**Your objective:** Copy each line below without leaving any out.

[begin Entries supplied]

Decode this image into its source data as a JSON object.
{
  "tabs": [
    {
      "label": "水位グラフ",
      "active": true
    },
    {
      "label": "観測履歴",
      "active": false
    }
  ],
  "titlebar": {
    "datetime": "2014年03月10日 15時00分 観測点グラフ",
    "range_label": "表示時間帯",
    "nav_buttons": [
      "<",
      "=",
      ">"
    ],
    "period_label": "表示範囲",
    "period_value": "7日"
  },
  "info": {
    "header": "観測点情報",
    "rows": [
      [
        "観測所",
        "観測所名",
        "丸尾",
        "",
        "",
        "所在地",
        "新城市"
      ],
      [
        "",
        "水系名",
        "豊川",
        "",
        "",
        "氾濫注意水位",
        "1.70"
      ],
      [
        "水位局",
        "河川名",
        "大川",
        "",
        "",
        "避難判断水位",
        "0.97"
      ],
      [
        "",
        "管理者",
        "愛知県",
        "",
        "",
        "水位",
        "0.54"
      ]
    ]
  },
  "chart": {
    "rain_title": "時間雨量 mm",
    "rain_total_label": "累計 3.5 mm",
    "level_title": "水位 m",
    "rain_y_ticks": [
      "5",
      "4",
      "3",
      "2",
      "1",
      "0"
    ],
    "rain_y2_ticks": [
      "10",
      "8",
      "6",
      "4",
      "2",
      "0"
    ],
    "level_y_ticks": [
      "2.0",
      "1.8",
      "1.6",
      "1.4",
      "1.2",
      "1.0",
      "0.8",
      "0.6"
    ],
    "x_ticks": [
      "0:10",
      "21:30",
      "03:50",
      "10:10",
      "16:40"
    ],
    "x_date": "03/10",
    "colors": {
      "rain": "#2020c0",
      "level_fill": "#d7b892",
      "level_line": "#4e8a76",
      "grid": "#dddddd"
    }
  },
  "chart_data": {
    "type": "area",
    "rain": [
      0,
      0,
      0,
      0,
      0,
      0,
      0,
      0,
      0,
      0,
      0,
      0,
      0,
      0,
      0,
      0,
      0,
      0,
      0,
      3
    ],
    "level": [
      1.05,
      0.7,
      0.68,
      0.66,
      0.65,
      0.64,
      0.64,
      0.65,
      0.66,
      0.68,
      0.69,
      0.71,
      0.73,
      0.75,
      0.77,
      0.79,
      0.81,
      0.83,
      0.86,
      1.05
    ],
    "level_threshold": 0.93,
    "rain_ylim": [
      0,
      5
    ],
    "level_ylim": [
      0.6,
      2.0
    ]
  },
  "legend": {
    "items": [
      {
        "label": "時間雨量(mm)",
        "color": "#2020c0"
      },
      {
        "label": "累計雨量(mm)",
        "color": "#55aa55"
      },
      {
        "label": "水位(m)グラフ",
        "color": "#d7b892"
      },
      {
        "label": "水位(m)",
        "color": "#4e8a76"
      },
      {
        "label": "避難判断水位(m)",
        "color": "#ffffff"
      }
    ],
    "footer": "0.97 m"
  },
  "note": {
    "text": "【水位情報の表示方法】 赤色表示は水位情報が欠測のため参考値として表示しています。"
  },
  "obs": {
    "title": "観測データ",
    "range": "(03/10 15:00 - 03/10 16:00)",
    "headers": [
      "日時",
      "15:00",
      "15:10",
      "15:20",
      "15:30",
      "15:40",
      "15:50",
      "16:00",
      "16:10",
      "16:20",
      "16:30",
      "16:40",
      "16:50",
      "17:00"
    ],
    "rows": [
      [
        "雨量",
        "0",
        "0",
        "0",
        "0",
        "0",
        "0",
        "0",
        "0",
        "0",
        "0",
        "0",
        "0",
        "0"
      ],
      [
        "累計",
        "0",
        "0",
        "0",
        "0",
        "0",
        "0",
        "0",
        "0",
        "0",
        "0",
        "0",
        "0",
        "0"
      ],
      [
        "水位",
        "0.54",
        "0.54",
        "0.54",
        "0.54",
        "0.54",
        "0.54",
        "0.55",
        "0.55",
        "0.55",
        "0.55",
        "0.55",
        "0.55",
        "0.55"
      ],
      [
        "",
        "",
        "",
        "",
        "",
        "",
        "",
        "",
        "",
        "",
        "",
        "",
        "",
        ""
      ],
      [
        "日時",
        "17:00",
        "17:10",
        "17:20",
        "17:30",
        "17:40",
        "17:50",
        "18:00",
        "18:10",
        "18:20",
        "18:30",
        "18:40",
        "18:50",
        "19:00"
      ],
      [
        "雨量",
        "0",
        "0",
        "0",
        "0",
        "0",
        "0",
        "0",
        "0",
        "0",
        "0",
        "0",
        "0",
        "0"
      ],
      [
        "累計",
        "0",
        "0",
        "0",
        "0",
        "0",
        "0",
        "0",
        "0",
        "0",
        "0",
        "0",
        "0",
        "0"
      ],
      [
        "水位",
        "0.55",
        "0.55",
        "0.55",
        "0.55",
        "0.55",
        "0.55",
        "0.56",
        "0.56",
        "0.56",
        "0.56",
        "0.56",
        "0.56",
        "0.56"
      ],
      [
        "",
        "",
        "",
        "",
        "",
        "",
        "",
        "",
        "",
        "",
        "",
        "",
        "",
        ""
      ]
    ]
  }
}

[end Entries supplied]

**Expected output:**
Decode this image into its source data as a JSON object.
{
  "tabs": [
    {
      "label": "水位グラフ",
      "active": true
    },
    {
      "label": "観測履歴",
      "active": false
    }
  ],
  "titlebar": {
    "datetime": "2014年03月10日 15時00分 観測点グラフ",
    "range_label": "表示時間帯",
    "nav_buttons": [
      "<",
      "=",
      ">"
    ],
    "period_label": "表示範囲",
    "period_value": "7日"
  },
  "info": {
    "header": "観測点情報",
    "rows": [
      [
        "観測所",
        "観測所名",
        "丸尾",
        "",
        "",
        "所在地",
        "新城市"
      ],
      [
        "",
        "水系名",
        "豊川",
        "",
        "",
        "氾濫注意水位",
        "1.70"
      ],
      [
        "水位局",
        "河川名",
        "大川",
        "",
        "",
        "避難判断水位",
        "0.97"
      ],
      [
        "",
        "管理者",
        "愛知県",
        "",
        "",
        "水位",
        "0.54"
      ]
    ]
  },
  "chart": {
    "rain_title": "時間雨量 mm",
    "rain_total_label": "累計 3.5 mm",
    "level_title": "水位 m",
    "rain_y_ticks": [
      "5",
      "4",
      "3",
      "2",
      "1",
      "0"
    ],
    "rain_y2_ticks": [
      "10",
      "8",
      "6",
      "4",
      "2",
      "0"
    ],
    "level_y_ticks": [
      "2.0",
      "1.8",
      "1.6",
      "1.4",
      "1.2",
      "1.0",
      "0.8",
      "0.6"
    ],
    "x_ticks": [
      "0:10",
      "21:30",
      "03:50",
      "10:10",
      "16:40"
    ],
    "x_date": "03/10",
    "colors": {
      "rain": "#2020c0",
      "level_fill": "#d7b892",
      "level_line": "#4e8a76",
      "grid": "#dddddd"
    }
  },
  "chart_data": {
    "type": "area",
    "rain": [
      0,
      0,
      0,
      0,
      0,
      0,
      0,
      0,
      0,
      0,
      0,
      0,
      0,
      0,
      0,
      0,
      0,
      0,
      0,
      3
    ],
    "level": [
      1.05,
      0.7,
      0.68,
      0.66,
      0.65,
      0.64,
      0.64,
      0.65,
      0.66,
      0.68,
      0.69,
      0.71,
      0.73,
      0.75,
      0.77,
      0.79,
      0.81,
      0.83,
      0.86,
      1.05
    ],
    "level_threshold": 0.93,
    "rain_ylim": [
      0,
      5
    ],
    "level_ylim": [
      0.6,
      2.0
    ]
  },
  "legend": {
    "items": [
      {
        "label": "時間雨量(mm)",
        "color": "#2020c0"
      },
      {
        "label": "累計雨量(mm)",
        "color": "#55aa55"
      },
      {
        "label": "水位(m)グラフ",
        "color": "#d7b892"
      },
      {
        "label": "水位(m)",
        "color": "#4e8a76"
      },
      {
        "label": "避難判断水位(m)",
        "color": "#ffffff"
      }
    ],
    "footer": "0.97 m"
  },
  "note": {
    "text": "【水位情報の表示方法】 赤色表示は水位情報が欠測のため参考値として表示しています。"
  },
  "obs": {
    "title": "観測データ",
    "range": "(03/10 15:00 - 03/10 16:00)",
    "headers": [
      "日時",
      "15:00",
      "15:10",
      "15:20",
      "15:30",
      "15:40",
      "15:50",
      "16:00",
      "16:10",
      "16:20",
      "16:30",
      "16:40",
      "16:50",
      "17:00"
    ],
    "rows": [
      [
        "雨量",
        "0",
        "0",
        "0",
        "0",
        "0",
        "0",
        "0",
        "0",
        "0",
        "0",
        "0",
        "0",
        "0"
      ],
      [
        "累計",
        "0",
        "0",
        "0",
        "0",
        "0",
        "0",
        "0",
        "0",
        "0",
        "0",
        "0",
        "0",
        "0"
      ],
      [
        "水位",
        "0.54",
        "0.54",
        "0.54",
        "0.54",
        "0.54",
        "0.54",
        "0.55",
        "0.55",
        "0.55",
        "0.55",
        "0.55",
        "0.55",
        "0.55"
      ],
      [
        "",
        "",
        "",
        "",
        "",
        "",
        "",
        "",
        "",
        "",
        "",
        "",
        "",
        ""
      ],
      [
        "日時",
        "17:00",
        "17:10",
        "17:20",
        "17:30",
        "17:40",
        "17:50",
        "18:00",
        "18:10",
        "18:20",
        "18:30",
        "18:40",
        "18:50",
        "19:00"
      ],
      [
        "雨量",
        "0",
        "0",
        "0",
        "0",
        "0",
        "0",
        "0",
        "0",
        "0",
        "0",
        "0",
        "0",
        "0"
      ],
      [
        "累計",
        "0",
        "0",
        "0",
        "0",
        "0",
        "0",
        "0",
        "0",
        "0",
        "0",
        "0",
        "0",
        "0"
      ],
      [
        "水位",
        "0.55",
        "0.55",
        "0.55",
        "0.55",
        "0.55",
        "0.55",
        "0.56",
        "0.56",
        "0.56",
        "0.56",
        "0.56",
        "0.56",
        "0.56"
      ],
      [
        "",
        "",
        "",
        "",
        "",
        "",
        "",
        "",
        "",
        "",
        "",
        "",
        "",
        ""
      ]
    ]
  }
}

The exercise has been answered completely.